[Stored data entries]
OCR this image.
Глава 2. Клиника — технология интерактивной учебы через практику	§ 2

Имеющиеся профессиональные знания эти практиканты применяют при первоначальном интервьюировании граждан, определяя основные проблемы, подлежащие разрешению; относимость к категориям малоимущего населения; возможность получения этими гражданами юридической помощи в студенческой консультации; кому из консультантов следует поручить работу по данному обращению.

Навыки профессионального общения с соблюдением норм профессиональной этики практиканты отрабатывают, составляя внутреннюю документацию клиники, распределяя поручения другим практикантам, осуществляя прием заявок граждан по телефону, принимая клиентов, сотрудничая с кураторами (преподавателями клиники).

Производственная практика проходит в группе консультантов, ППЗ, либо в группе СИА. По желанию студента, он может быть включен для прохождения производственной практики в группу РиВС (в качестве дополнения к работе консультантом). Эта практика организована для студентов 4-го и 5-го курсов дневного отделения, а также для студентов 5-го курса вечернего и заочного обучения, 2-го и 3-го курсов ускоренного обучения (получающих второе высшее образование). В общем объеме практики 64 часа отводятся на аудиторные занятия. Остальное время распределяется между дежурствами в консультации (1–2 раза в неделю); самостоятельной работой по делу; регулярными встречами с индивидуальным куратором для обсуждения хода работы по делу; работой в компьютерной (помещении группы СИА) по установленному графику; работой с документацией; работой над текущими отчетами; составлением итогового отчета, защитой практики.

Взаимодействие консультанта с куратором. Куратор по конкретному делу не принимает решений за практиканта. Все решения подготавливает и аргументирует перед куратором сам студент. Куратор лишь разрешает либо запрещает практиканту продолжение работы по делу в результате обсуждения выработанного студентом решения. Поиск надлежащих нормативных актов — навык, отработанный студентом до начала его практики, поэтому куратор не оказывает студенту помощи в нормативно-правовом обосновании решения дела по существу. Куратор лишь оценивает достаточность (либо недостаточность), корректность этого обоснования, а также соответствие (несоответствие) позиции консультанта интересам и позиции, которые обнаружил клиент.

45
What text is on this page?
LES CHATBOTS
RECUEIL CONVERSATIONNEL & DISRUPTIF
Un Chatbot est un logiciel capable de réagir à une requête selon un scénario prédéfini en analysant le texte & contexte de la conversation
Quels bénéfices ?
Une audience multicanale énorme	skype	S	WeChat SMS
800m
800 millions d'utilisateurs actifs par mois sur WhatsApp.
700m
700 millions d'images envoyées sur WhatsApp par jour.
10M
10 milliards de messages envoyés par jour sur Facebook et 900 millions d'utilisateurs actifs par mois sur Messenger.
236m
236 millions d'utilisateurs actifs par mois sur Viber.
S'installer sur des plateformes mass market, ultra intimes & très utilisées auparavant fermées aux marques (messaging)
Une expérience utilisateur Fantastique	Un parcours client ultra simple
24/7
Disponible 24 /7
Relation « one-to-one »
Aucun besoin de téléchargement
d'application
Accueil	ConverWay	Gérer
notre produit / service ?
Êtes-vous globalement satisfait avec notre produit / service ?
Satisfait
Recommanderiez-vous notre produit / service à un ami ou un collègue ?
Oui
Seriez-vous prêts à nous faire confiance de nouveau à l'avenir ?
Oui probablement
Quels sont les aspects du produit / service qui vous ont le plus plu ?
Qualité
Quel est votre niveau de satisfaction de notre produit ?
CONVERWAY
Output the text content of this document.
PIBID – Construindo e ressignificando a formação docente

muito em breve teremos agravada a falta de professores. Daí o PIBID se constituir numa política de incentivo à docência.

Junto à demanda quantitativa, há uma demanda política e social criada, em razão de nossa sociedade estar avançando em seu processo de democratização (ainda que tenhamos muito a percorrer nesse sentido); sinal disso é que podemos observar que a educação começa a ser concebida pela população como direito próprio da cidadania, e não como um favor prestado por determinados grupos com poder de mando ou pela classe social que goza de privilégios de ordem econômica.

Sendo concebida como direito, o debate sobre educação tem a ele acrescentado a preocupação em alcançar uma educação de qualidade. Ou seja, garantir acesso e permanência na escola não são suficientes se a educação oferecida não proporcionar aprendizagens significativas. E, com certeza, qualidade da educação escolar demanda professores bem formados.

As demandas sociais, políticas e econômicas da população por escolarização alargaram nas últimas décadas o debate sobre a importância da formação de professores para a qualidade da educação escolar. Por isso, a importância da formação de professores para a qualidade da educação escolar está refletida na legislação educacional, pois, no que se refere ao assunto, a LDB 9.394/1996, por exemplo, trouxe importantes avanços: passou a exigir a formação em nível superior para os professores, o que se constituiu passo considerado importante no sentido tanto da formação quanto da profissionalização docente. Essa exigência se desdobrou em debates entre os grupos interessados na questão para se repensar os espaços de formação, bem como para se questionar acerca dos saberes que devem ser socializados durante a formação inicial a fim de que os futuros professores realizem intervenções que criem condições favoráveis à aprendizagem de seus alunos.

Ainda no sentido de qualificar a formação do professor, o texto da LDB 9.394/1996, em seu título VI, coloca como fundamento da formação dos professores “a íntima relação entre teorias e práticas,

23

» GIVEN EXERCISE:
Using the material above, print every entry exactly as written.

» COMPLETED EXERCISE:
OCR this image.
Глава 2. Клиника — технология интерактивной учебы через практику	§ 2

Имеющиеся профессиональные знания эти практиканты применяют при первоначальном интервьюировании граждан, определяя основные проблемы, подлежащие разрешению; относимость к категориям малоимущего населения; возможность получения этими гражданами юридической помощи в студенческой консультации; кому из консультантов следует поручить работу по данному обращению.

Навыки профессионального общения с соблюдением норм профессиональной этики практиканты отрабатывают, составляя внутреннюю документацию клиники, распределяя поручения другим практикантам, осуществляя прием заявок граждан по телефону, принимая клиентов, сотрудничая с кураторами (преподавателями клиники).

Производственная практика проходит в группе консультантов, ППЗ, либо в группе СИА. По желанию студента, он может быть включен для прохождения производственной практики в группу РиВС (в качестве дополнения к работе консультантом). Эта практика организована для студентов 4-го и 5-го курсов дневного отделения, а также для студентов 5-го курса вечернего и заочного обучения, 2-го и 3-го курсов ускоренного обучения (получающих второе высшее образование). В общем объеме практики 64 часа отводятся на аудиторные занятия. Остальное время распределяется между дежурствами в консультации (1–2 раза в неделю); самостоятельной работой по делу; регулярными встречами с индивидуальным куратором для обсуждения хода работы по делу; работой в компьютерной (помещении группы СИА) по установленному графику; работой с документацией; работой над текущими отчетами; составлением итогового отчета, защитой практики.

Взаимодействие консультанта с куратором. Куратор по конкретному делу не принимает решений за практиканта. Все решения подготавливает и аргументирует перед куратором сам студент. Куратор лишь разрешает либо запрещает практиканту продолжение работы по делу в результате обсуждения выработанного студентом решения. Поиск надлежащих нормативных актов — навык, отработанный студентом до начала его практики, поэтому куратор не оказывает студенту помощи в нормативно-правовом обосновании решения дела по существу. Куратор лишь оценивает достаточность (либо недостаточность), корректность этого обоснования, а также соответствие (несоответствие) позиции консультанта интересам и позиции, которые обнаружил клиент.

45
What text is on this page?
LES CHATBOTS
RECUEIL CONVERSATIONNEL & DISRUPTIF
Un Chatbot est un logiciel capable de réagir à une requête selon un scénario prédéfini en analysant le texte & contexte de la conversation
Quels bénéfices ?
Une audience multicanale énorme	skype	S	WeChat SMS
800m
800 millions d'utilisateurs actifs par mois sur WhatsApp.
700m
700 millions d'images envoyées sur WhatsApp par jour.
10M
10 milliards de messages envoyés par jour sur Facebook et 900 millions d'utilisateurs actifs par mois sur Messenger.
236m
236 millions d'utilisateurs actifs par mois sur Viber.
S'installer sur des plateformes mass market, ultra intimes & très utilisées auparavant fermées aux marques (messaging)
Une expérience utilisateur Fantastique	Un parcours client ultra simple
24/7
Disponible 24 /7
Relation « one-to-one »
Aucun besoin de téléchargement
d'application
Accueil	ConverWay	Gérer
notre produit / service ?
Êtes-vous globalement satisfait avec notre produit / service ?
Satisfait
Recommanderiez-vous notre produit / service à un ami ou un collègue ?
Oui
Seriez-vous prêts à nous faire confiance de nouveau à l'avenir ?
Oui probablement
Quels sont les aspects du produit / service qui vous ont le plus plu ?
Qualité
Quel est votre niveau de satisfaction de notre produit ?
CONVERWAY
Output the text content of this document.
PIBID – Construindo e ressignificando a formação docente

muito em breve teremos agravada a falta de professores. Daí o PIBID se constituir numa política de incentivo à docência.

Junto à demanda quantitativa, há uma demanda política e social criada, em razão de nossa sociedade estar avançando em seu processo de democratização (ainda que tenhamos muito a percorrer nesse sentido); sinal disso é que podemos observar que a educação começa a ser concebida pela população como direito próprio da cidadania, e não como um favor prestado por determinados grupos com poder de mando ou pela classe social que goza de privilégios de ordem econômica.

Sendo concebida como direito, o debate sobre educação tem a ele acrescentado a preocupação em alcançar uma educação de qualidade. Ou seja, garantir acesso e permanência na escola não são suficientes se a educação oferecida não proporcionar aprendizagens significativas. E, com certeza, qualidade da educação escolar demanda professores bem formados.

As demandas sociais, políticas e econômicas da população por escolarização alargaram nas últimas décadas o debate sobre a importância da formação de professores para a qualidade da educação escolar. Por isso, a importância da formação de professores para a qualidade da educação escolar está refletida na legislação educacional, pois, no que se refere ao assunto, a LDB 9.394/1996, por exemplo, trouxe importantes avanços: passou a exigir a formação em nível superior para os professores, o que se constituiu passo considerado importante no sentido tanto da formação quanto da profissionalização docente. Essa exigência se desdobrou em debates entre os grupos interessados na questão para se repensar os espaços de formação, bem como para se questionar acerca dos saberes que devem ser socializados durante a formação inicial a fim de que os futuros professores realizem intervenções que criem condições favoráveis à aprendizagem de seus alunos.

Ainda no sentido de qualificar a formação do professor, o texto da LDB 9.394/1996, em seu título VI, coloca como fundamento da formação dos professores “a íntima relação entre teorias e práticas,

23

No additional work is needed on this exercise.